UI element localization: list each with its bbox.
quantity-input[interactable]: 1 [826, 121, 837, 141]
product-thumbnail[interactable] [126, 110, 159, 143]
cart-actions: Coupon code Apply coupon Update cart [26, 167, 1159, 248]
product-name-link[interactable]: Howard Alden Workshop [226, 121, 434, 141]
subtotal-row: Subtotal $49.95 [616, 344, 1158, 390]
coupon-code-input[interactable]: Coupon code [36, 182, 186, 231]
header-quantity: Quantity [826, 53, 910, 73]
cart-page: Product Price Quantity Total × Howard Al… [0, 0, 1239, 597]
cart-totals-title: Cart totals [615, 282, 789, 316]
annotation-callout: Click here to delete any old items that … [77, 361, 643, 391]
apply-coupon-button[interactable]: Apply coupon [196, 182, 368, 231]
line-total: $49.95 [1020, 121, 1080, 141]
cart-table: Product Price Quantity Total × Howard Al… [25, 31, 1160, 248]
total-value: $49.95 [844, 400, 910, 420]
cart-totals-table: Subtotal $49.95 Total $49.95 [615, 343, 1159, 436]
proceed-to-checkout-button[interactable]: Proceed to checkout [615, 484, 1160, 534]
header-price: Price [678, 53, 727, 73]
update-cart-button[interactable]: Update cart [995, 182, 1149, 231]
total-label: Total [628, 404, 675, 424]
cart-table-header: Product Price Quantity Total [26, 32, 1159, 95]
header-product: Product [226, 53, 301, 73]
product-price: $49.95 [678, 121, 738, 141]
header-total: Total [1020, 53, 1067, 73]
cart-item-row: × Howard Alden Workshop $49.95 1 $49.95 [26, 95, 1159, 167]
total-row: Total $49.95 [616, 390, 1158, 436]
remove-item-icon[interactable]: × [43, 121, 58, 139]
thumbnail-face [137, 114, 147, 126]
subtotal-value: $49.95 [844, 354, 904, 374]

WRITTEN INSTRUCTION: Copy every row above, character for character, keeping the order unchanged.

SOLVED EXERCISE:
UI element localization: list each with its bbox.
quantity-input[interactable]: 1 [826, 121, 837, 141]
product-thumbnail[interactable] [126, 110, 159, 143]
cart-actions: Coupon code Apply coupon Update cart [26, 167, 1159, 248]
product-name-link[interactable]: Howard Alden Workshop [226, 121, 434, 141]
subtotal-row: Subtotal $49.95 [616, 344, 1158, 390]
coupon-code-input[interactable]: Coupon code [36, 182, 186, 231]
header-quantity: Quantity [826, 53, 910, 73]
cart-page: Product Price Quantity Total × Howard Al… [0, 0, 1239, 597]
cart-totals-title: Cart totals [615, 282, 789, 316]
annotation-callout: Click here to delete any old items that … [77, 361, 643, 391]
apply-coupon-button[interactable]: Apply coupon [196, 182, 368, 231]
line-total: $49.95 [1020, 121, 1080, 141]
cart-table: Product Price Quantity Total × Howard Al… [25, 31, 1160, 248]
total-value: $49.95 [844, 400, 910, 420]
cart-totals-table: Subtotal $49.95 Total $49.95 [615, 343, 1159, 436]
proceed-to-checkout-button[interactable]: Proceed to checkout [615, 484, 1160, 534]
header-price: Price [678, 53, 727, 73]
update-cart-button[interactable]: Update cart [995, 182, 1149, 231]
total-label: Total [628, 404, 675, 424]
cart-table-header: Product Price Quantity Total [26, 32, 1159, 95]
header-product: Product [226, 53, 301, 73]
product-price: $49.95 [678, 121, 738, 141]
header-total: Total [1020, 53, 1067, 73]
cart-item-row: × Howard Alden Workshop $49.95 1 $49.95 [26, 95, 1159, 167]
total-row: Total $49.95 [616, 390, 1158, 436]
remove-item-icon[interactable]: × [43, 121, 58, 139]
thumbnail-face [137, 114, 147, 126]
subtotal-value: $49.95 [844, 354, 904, 374]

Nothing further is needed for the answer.